## Supplied data

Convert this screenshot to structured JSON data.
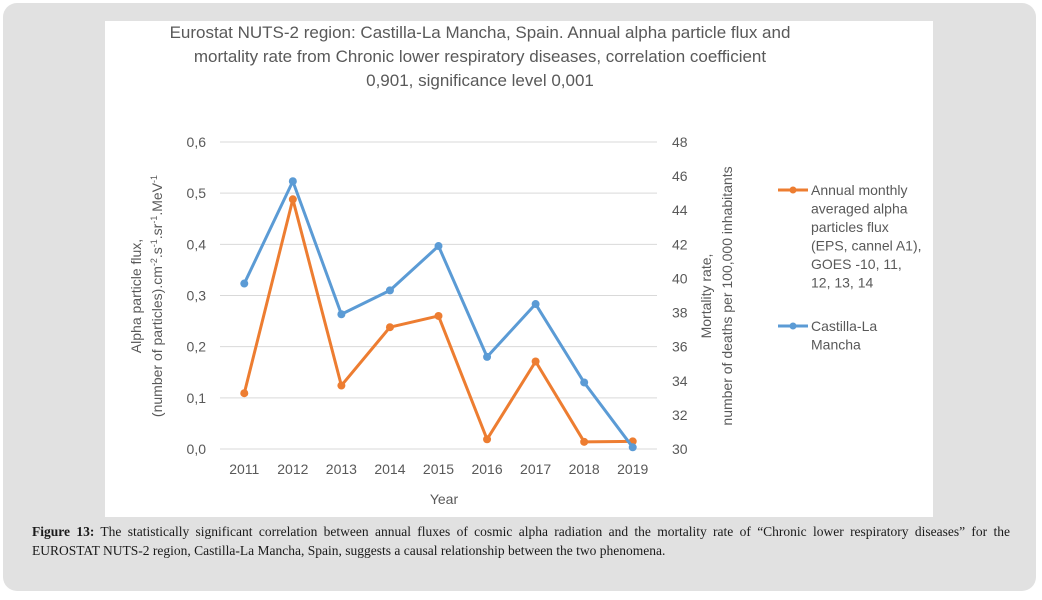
{
  "chart_data": {
    "type": "line",
    "title_lines": [
      "Eurostat NUTS-2 region: Castilla-La Mancha, Spain. Annual alpha particle flux and",
      "mortality rate from Chronic lower respiratory diseases, correlation coefficient",
      "0,901, significance level 0,001"
    ],
    "categories": [
      "2011",
      "2012",
      "2013",
      "2014",
      "2015",
      "2016",
      "2017",
      "2018",
      "2019"
    ],
    "xlabel": "Year",
    "ylabel_left_lines": [
      "Alpha particle flux,",
      "(number of particles).cm-2.s-1.sr-1.MeV-1"
    ],
    "ylabel_right_lines": [
      "Mortality rate,",
      "number of deaths per 100,000 inhabitants"
    ],
    "ylim_left": [
      0,
      0.6
    ],
    "ylim_right": [
      30,
      48
    ],
    "left_ticks": [
      "0,0",
      "0,1",
      "0,2",
      "0,3",
      "0,4",
      "0,5",
      "0,6"
    ],
    "right_ticks": [
      "30",
      "32",
      "34",
      "36",
      "38",
      "40",
      "42",
      "44",
      "46",
      "48"
    ],
    "grid": true,
    "legend_position": "right",
    "series": [
      {
        "name": "Annual monthly averaged alpha particles flux (EPS, cannel A1), GOES -10, 11, 12, 13, 14",
        "legend_lines": [
          "Annual monthly",
          "averaged alpha",
          "particles flux",
          "(EPS, cannel A1),",
          "GOES -10, 11,",
          "12, 13, 14"
        ],
        "axis": "left",
        "color": "#ED7D31",
        "values": [
          0.109,
          0.488,
          0.124,
          0.238,
          0.26,
          0.019,
          0.171,
          0.014,
          0.015
        ]
      },
      {
        "name": "Castilla-La Mancha",
        "legend_lines": [
          "Castilla-La",
          "Mancha"
        ],
        "axis": "right",
        "color": "#5B9BD5",
        "values": [
          39.7,
          45.7,
          37.9,
          39.3,
          41.9,
          35.4,
          38.5,
          33.9,
          30.1
        ]
      }
    ]
  },
  "caption": {
    "label": "Figure 13:",
    "text": " The statistically significant correlation between annual fluxes of cosmic alpha radiation and the mortality rate of “Chronic lower respiratory diseases” for the EUROSTAT NUTS-2 region, Castilla-La Mancha, Spain, suggests a causal relationship between the two phenomena."
  }
}
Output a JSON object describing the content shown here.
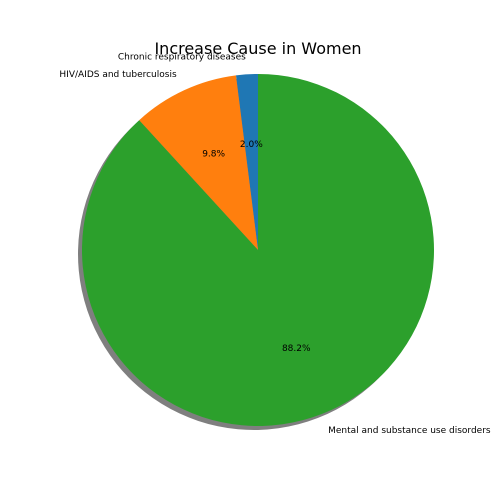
{
  "chart_data": {
    "type": "pie",
    "title": "Increase Cause in Women",
    "start_angle_deg": 90,
    "direction": "counterclockwise",
    "shadow": true,
    "slices": [
      {
        "label": "Chronic respiratory diseases",
        "value": 2.0,
        "pct_label": "2.0%",
        "color": "#1f77b4"
      },
      {
        "label": "HIV/AIDS and tuberculosis",
        "value": 9.8,
        "pct_label": "9.8%",
        "color": "#ff7f0e"
      },
      {
        "label": "Mental and substance use disorders",
        "value": 88.2,
        "pct_label": "88.2%",
        "color": "#2ca02c"
      }
    ]
  }
}
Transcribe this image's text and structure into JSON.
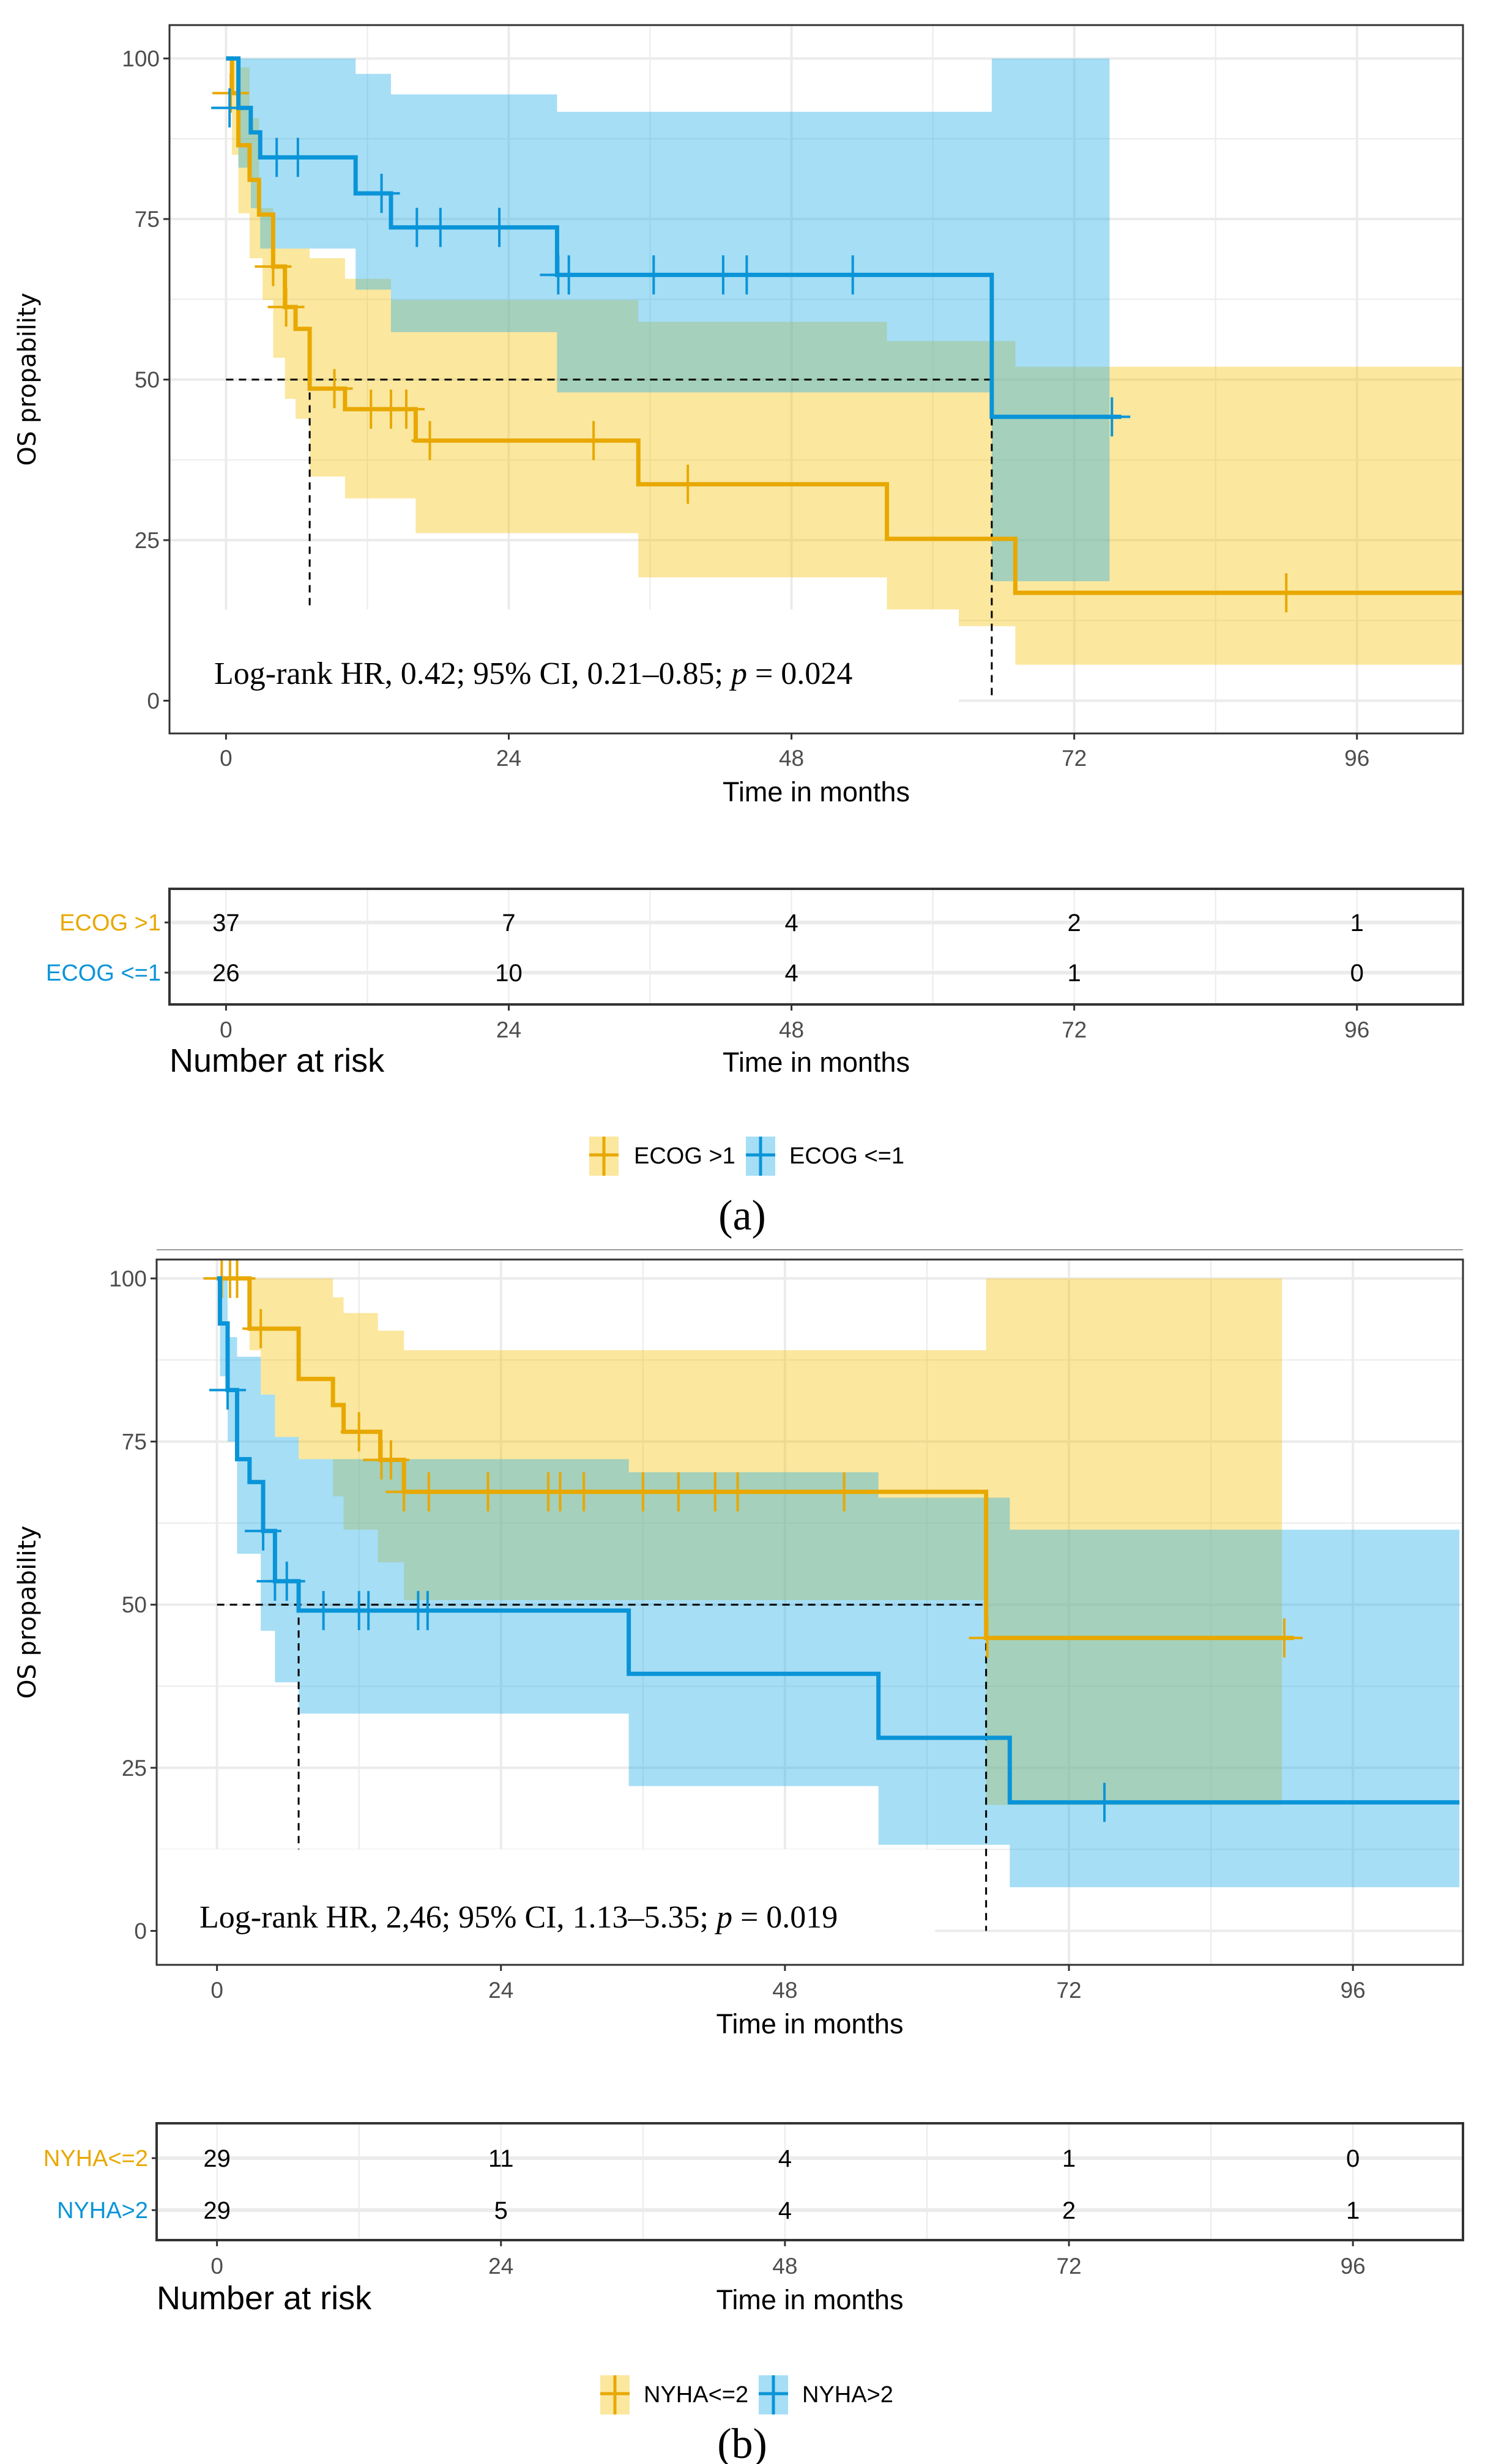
{
  "colors": {
    "orange_line": "#E8A800",
    "orange_fill": "#F5C518",
    "blue_line": "#0A94D8",
    "blue_fill": "#2BB0E8",
    "grid": "#EBEBEB"
  },
  "chart_data": [
    {
      "type": "line",
      "subtype": "kaplan-meier",
      "caption": "(a)",
      "xlabel": "Time in months",
      "ylabel": "OS propability",
      "xlim": [
        -4.8,
        105
      ],
      "ylim": [
        -5.1,
        105.2
      ],
      "xticks": [
        "0",
        "24",
        "48",
        "72",
        "96"
      ],
      "yticks": [
        "0",
        "25",
        "50",
        "75",
        "100"
      ],
      "grid": true,
      "annotation": {
        "pre": "Log-rank HR, 0.42; 95% CI, 0.21–0.85; ",
        "p": "p",
        "post": " = 0.024"
      },
      "medians": [
        7.1,
        65
      ],
      "series": [
        {
          "name": "ECOG >1",
          "color": "orange",
          "steps": [
            [
              0,
              100
            ],
            [
              0.5,
              94.6
            ],
            [
              1.05,
              86.5
            ],
            [
              2.0,
              81.1
            ],
            [
              2.8,
              75.7
            ],
            [
              4.0,
              67.6
            ],
            [
              5.0,
              61.3
            ],
            [
              5.9,
              57.9
            ],
            [
              7.1,
              48.6
            ],
            [
              10.1,
              45.4
            ],
            [
              16.1,
              40.5
            ],
            [
              35,
              33.7
            ],
            [
              56.1,
              25.2
            ],
            [
              67,
              16.8
            ]
          ],
          "end": 105,
          "censors": [
            [
              0.4,
              94.6
            ],
            [
              4.0,
              67.6
            ],
            [
              5.1,
              61.3
            ],
            [
              9.2,
              48.6
            ],
            [
              12.3,
              45.4
            ],
            [
              14,
              45.4
            ],
            [
              15.3,
              45.4
            ],
            [
              17.3,
              40.5
            ],
            [
              31.2,
              40.5
            ],
            [
              39.2,
              33.7
            ],
            [
              90,
              16.8
            ]
          ],
          "ci_upper": [
            [
              0,
              100
            ],
            [
              1.05,
              98.6
            ],
            [
              2.0,
              90.7
            ],
            [
              2.8,
              76.7
            ],
            [
              4.0,
              70.4
            ],
            [
              7.1,
              68.9
            ],
            [
              10.1,
              65.7
            ],
            [
              14,
              62.4
            ],
            [
              35,
              59
            ],
            [
              56.1,
              56
            ],
            [
              67,
              52
            ]
          ],
          "ci_lower": [
            [
              0,
              100
            ],
            [
              0.5,
              85
            ],
            [
              1.05,
              75.9
            ],
            [
              2.0,
              68.9
            ],
            [
              3.1,
              62.4
            ],
            [
              4.0,
              53.4
            ],
            [
              5.0,
              47
            ],
            [
              5.9,
              43.9
            ],
            [
              7.1,
              34.9
            ],
            [
              10.1,
              31.5
            ],
            [
              16.1,
              26.1
            ],
            [
              35,
              19.2
            ],
            [
              56.1,
              14.2
            ],
            [
              62.2,
              11.6
            ],
            [
              67,
              5.6
            ]
          ],
          "ci_end": 105
        },
        {
          "name": "ECOG <=1",
          "color": "blue",
          "steps": [
            [
              0,
              100
            ],
            [
              1.05,
              92.3
            ],
            [
              2.1,
              88.5
            ],
            [
              2.9,
              84.6
            ],
            [
              11,
              79
            ],
            [
              14,
              73.7
            ],
            [
              28.1,
              66.3
            ],
            [
              65,
              44.2
            ]
          ],
          "end": 76,
          "censors": [
            [
              0.3,
              92.3
            ],
            [
              4.3,
              84.6
            ],
            [
              6.1,
              84.6
            ],
            [
              13.2,
              79
            ],
            [
              16.2,
              73.7
            ],
            [
              18.2,
              73.7
            ],
            [
              23.2,
              73.7
            ],
            [
              28.2,
              66.3
            ],
            [
              29.1,
              66.3
            ],
            [
              36.3,
              66.3
            ],
            [
              42.2,
              66.3
            ],
            [
              44.2,
              66.3
            ],
            [
              53.2,
              66.3
            ],
            [
              75.2,
              44.2
            ]
          ],
          "ci_upper": [
            [
              0,
              100
            ],
            [
              11,
              97.6
            ],
            [
              14,
              94.4
            ],
            [
              28.1,
              91.7
            ],
            [
              65,
              100
            ]
          ],
          "ci_lower": [
            [
              0,
              100
            ],
            [
              1.05,
              83
            ],
            [
              2.1,
              76.7
            ],
            [
              2.9,
              70.4
            ],
            [
              11,
              64
            ],
            [
              14,
              57.4
            ],
            [
              28.1,
              48
            ],
            [
              65,
              18.6
            ]
          ],
          "ci_end": 75
        }
      ],
      "risk_table": {
        "title": "Number at risk",
        "times": [
          0,
          24,
          48,
          72,
          96
        ],
        "rows": [
          {
            "label": "ECOG >1",
            "color": "orange",
            "values": [
              "37",
              "7",
              "4",
              "2",
              "1"
            ]
          },
          {
            "label": "ECOG <=1",
            "color": "blue",
            "values": [
              "26",
              "10",
              "4",
              "1",
              "0"
            ]
          }
        ]
      },
      "legend": [
        "ECOG >1",
        "ECOG <=1"
      ]
    },
    {
      "type": "line",
      "subtype": "kaplan-meier",
      "caption": "(b)",
      "xlabel": "Time in months",
      "ylabel": "OS propability",
      "xlim": [
        -5.1,
        105.3
      ],
      "ylim": [
        -5.2,
        102.9
      ],
      "xticks": [
        "0",
        "24",
        "48",
        "72",
        "96"
      ],
      "yticks": [
        "0",
        "25",
        "50",
        "75",
        "100"
      ],
      "grid": true,
      "annotation": {
        "pre": "Log-rank HR, 2,46; 95% CI, 1.13–5.35; ",
        "p": "p",
        "post": " = 0.019"
      },
      "medians": [
        6.9,
        65
      ],
      "series": [
        {
          "name": "NYHA<=2",
          "color": "orange",
          "steps": [
            [
              0,
              100
            ],
            [
              2.75,
              92.3
            ],
            [
              6.9,
              84.6
            ],
            [
              9.8,
              80.6
            ],
            [
              10.7,
              76.5
            ],
            [
              13.8,
              72.2
            ],
            [
              15.8,
              67.3
            ],
            [
              65,
              44.9
            ]
          ],
          "end": 91,
          "censors": [
            [
              0.4,
              100
            ],
            [
              1.1,
              100
            ],
            [
              1.7,
              100
            ],
            [
              3.7,
              92.3
            ],
            [
              12,
              76.5
            ],
            [
              13.9,
              72.2
            ],
            [
              14.7,
              72.2
            ],
            [
              15.8,
              67.3
            ],
            [
              17.9,
              67.3
            ],
            [
              22.9,
              67.3
            ],
            [
              28,
              67.3
            ],
            [
              29,
              67.3
            ],
            [
              31,
              67.3
            ],
            [
              36,
              67.3
            ],
            [
              39,
              67.3
            ],
            [
              42.1,
              67.3
            ],
            [
              44,
              67.3
            ],
            [
              53,
              67.3
            ],
            [
              65.1,
              44.9
            ],
            [
              90.2,
              44.9
            ]
          ],
          "ci_upper": [
            [
              0,
              100
            ],
            [
              9.8,
              97.1
            ],
            [
              10.7,
              94.7
            ],
            [
              13.6,
              92
            ],
            [
              15.8,
              89
            ],
            [
              65,
              100
            ]
          ],
          "ci_lower": [
            [
              0,
              100
            ],
            [
              2.75,
              89
            ],
            [
              3.7,
              82.2
            ],
            [
              4.9,
              75.7
            ],
            [
              6.9,
              72.3
            ],
            [
              9.8,
              66.6
            ],
            [
              10.7,
              61.5
            ],
            [
              13.6,
              56.5
            ],
            [
              15.8,
              50.7
            ],
            [
              65,
              19.3
            ]
          ],
          "ci_end": 90
        },
        {
          "name": "NYHA>2",
          "color": "blue",
          "steps": [
            [
              0,
              100
            ],
            [
              0.25,
              93.1
            ],
            [
              0.9,
              82.9
            ],
            [
              1.7,
              72.3
            ],
            [
              2.75,
              68.8
            ],
            [
              3.9,
              61.3
            ],
            [
              4.9,
              53.6
            ],
            [
              6.9,
              49.1
            ],
            [
              34.8,
              39.4
            ],
            [
              55.9,
              29.6
            ],
            [
              67,
              19.7
            ]
          ],
          "end": 105,
          "censors": [
            [
              0.9,
              82.9
            ],
            [
              3.9,
              61.3
            ],
            [
              4.9,
              53.6
            ],
            [
              5.9,
              53.6
            ],
            [
              9,
              49.1
            ],
            [
              12,
              49.1
            ],
            [
              12.8,
              49.1
            ],
            [
              17,
              49.1
            ],
            [
              17.8,
              49.1
            ],
            [
              75,
              19.7
            ]
          ],
          "ci_upper": [
            [
              0,
              100
            ],
            [
              0.9,
              91
            ],
            [
              1.7,
              88
            ],
            [
              3.7,
              82.2
            ],
            [
              4.9,
              75.7
            ],
            [
              6.9,
              72.3
            ],
            [
              34.8,
              70.3
            ],
            [
              55.9,
              66.4
            ],
            [
              67,
              61.5
            ]
          ],
          "ci_lower": [
            [
              0,
              100
            ],
            [
              0.25,
              85
            ],
            [
              0.9,
              75
            ],
            [
              1.7,
              57.8
            ],
            [
              3.7,
              46
            ],
            [
              4.9,
              38.1
            ],
            [
              6.9,
              33.3
            ],
            [
              34.8,
              22.2
            ],
            [
              55.9,
              13.2
            ],
            [
              67,
              6.7
            ]
          ],
          "ci_end": 105
        }
      ],
      "risk_table": {
        "title": "Number at risk",
        "times": [
          0,
          24,
          48,
          72,
          96
        ],
        "rows": [
          {
            "label": "NYHA<=2",
            "color": "orange",
            "values": [
              "29",
              "11",
              "4",
              "1",
              "0"
            ]
          },
          {
            "label": "NYHA>2",
            "color": "blue",
            "values": [
              "29",
              "5",
              "4",
              "2",
              "1"
            ]
          }
        ]
      },
      "legend": [
        "NYHA<=2",
        "NYHA>2"
      ]
    }
  ]
}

## Prompt
Above are records; say how many of their lines contain the word "GOES", giving only the number.

## Answer
2